(Data records)
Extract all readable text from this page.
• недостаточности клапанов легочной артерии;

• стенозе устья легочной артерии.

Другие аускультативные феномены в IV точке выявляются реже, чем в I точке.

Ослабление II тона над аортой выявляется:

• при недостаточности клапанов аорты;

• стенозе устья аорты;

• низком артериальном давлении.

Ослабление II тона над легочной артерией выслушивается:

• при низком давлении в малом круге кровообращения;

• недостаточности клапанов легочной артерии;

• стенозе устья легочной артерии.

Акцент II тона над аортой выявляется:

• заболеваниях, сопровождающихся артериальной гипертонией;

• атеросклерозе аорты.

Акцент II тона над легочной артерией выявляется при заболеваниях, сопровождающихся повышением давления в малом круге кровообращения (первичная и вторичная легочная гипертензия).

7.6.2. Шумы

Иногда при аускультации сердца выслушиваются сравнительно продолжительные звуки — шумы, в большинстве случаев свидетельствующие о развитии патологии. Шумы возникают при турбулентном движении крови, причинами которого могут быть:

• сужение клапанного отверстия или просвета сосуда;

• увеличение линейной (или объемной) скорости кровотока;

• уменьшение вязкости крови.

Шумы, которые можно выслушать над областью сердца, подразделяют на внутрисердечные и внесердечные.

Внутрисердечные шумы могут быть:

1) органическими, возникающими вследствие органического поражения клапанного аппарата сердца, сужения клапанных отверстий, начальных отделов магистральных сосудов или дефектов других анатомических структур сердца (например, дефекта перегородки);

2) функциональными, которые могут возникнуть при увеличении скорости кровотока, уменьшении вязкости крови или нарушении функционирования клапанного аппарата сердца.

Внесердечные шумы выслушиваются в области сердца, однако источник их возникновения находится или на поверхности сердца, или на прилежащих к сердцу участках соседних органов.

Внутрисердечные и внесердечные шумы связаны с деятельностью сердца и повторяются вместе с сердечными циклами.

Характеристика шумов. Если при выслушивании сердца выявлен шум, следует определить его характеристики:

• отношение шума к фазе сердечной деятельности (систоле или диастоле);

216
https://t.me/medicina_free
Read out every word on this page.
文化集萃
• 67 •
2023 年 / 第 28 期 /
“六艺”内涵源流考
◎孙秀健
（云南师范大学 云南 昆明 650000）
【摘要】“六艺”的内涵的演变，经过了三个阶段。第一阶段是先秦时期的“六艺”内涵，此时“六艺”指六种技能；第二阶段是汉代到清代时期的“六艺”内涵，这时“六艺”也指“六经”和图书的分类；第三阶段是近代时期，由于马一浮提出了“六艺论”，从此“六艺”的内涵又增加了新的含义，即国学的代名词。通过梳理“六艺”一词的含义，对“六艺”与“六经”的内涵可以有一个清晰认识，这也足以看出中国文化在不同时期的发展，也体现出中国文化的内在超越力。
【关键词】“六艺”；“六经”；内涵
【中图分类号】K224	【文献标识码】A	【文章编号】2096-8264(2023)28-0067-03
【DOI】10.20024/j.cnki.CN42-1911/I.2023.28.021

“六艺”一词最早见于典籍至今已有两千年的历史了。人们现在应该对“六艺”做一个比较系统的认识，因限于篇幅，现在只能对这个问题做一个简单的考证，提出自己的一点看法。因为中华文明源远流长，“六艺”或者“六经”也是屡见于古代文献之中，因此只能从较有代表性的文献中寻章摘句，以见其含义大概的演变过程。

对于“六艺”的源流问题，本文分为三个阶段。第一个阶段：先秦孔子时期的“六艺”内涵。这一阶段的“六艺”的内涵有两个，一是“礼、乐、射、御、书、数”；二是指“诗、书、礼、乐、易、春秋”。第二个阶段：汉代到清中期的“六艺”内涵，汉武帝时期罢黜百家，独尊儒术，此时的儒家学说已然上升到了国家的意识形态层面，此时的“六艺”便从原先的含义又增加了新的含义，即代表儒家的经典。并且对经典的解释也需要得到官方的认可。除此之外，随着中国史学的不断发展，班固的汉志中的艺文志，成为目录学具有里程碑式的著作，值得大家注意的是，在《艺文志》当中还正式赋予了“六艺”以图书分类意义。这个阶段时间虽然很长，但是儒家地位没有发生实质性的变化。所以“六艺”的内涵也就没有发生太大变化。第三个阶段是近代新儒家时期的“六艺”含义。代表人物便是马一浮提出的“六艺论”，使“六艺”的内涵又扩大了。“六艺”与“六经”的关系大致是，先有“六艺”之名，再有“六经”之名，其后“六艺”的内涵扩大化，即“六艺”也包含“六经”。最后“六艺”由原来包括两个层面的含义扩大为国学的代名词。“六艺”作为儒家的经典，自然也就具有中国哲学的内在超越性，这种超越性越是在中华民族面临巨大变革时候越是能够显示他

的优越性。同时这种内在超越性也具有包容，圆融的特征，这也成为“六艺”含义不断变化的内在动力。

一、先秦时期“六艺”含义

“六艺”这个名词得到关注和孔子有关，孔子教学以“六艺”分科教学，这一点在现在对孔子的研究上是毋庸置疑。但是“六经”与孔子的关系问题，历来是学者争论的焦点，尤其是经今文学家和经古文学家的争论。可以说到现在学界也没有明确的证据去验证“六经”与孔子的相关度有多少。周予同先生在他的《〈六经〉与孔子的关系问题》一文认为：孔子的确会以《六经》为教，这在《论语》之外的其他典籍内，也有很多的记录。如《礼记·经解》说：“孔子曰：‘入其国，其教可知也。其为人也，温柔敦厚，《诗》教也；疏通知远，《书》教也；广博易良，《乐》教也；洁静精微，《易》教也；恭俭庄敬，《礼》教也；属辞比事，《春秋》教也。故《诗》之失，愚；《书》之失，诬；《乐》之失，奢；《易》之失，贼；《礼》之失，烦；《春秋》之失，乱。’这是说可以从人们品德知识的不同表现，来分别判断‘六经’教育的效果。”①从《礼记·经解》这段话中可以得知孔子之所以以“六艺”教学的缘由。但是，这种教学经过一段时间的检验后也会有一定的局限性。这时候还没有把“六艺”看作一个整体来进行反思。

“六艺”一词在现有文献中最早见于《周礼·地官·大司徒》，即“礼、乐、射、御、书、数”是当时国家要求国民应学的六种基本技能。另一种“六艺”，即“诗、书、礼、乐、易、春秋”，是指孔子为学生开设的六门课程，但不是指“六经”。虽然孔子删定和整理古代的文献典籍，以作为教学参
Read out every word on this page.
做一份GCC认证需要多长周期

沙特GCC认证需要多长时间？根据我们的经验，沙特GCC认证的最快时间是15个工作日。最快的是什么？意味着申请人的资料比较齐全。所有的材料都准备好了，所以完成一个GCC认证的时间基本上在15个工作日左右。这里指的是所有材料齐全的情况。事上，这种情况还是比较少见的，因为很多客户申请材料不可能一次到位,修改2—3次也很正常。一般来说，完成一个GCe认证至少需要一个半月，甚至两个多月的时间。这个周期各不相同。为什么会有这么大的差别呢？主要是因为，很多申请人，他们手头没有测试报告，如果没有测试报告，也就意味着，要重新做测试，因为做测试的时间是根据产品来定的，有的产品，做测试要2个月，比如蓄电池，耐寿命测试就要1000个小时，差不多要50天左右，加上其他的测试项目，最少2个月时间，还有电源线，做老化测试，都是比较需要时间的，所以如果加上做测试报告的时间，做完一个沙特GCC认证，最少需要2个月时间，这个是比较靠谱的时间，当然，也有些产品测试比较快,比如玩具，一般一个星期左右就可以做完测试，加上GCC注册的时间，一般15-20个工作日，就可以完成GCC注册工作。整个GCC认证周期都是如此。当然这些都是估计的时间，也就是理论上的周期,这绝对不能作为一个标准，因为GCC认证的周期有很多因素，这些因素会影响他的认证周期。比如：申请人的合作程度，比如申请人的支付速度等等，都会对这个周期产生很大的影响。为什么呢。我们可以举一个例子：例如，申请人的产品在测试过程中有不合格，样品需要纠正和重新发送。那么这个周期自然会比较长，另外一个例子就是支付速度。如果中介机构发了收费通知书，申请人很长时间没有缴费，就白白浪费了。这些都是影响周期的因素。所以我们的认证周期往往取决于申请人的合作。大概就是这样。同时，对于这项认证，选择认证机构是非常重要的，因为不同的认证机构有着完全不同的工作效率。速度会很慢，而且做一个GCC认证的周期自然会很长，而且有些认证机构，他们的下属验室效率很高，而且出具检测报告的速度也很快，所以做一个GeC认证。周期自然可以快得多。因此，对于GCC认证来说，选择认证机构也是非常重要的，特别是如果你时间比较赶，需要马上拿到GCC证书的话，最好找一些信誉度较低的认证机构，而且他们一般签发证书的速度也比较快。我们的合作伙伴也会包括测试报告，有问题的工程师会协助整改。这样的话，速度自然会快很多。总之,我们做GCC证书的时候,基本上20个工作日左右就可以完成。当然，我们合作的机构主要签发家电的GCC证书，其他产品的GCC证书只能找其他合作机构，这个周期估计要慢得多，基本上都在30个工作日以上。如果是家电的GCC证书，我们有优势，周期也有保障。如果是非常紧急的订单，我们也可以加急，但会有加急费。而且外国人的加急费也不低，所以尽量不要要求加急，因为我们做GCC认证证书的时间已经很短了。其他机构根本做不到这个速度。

▶ _AIM OF THE TASK_
The answer should be a single number: the count of lines in the data that include the string "малом".

▶ _FINISHED EXERCISE_
2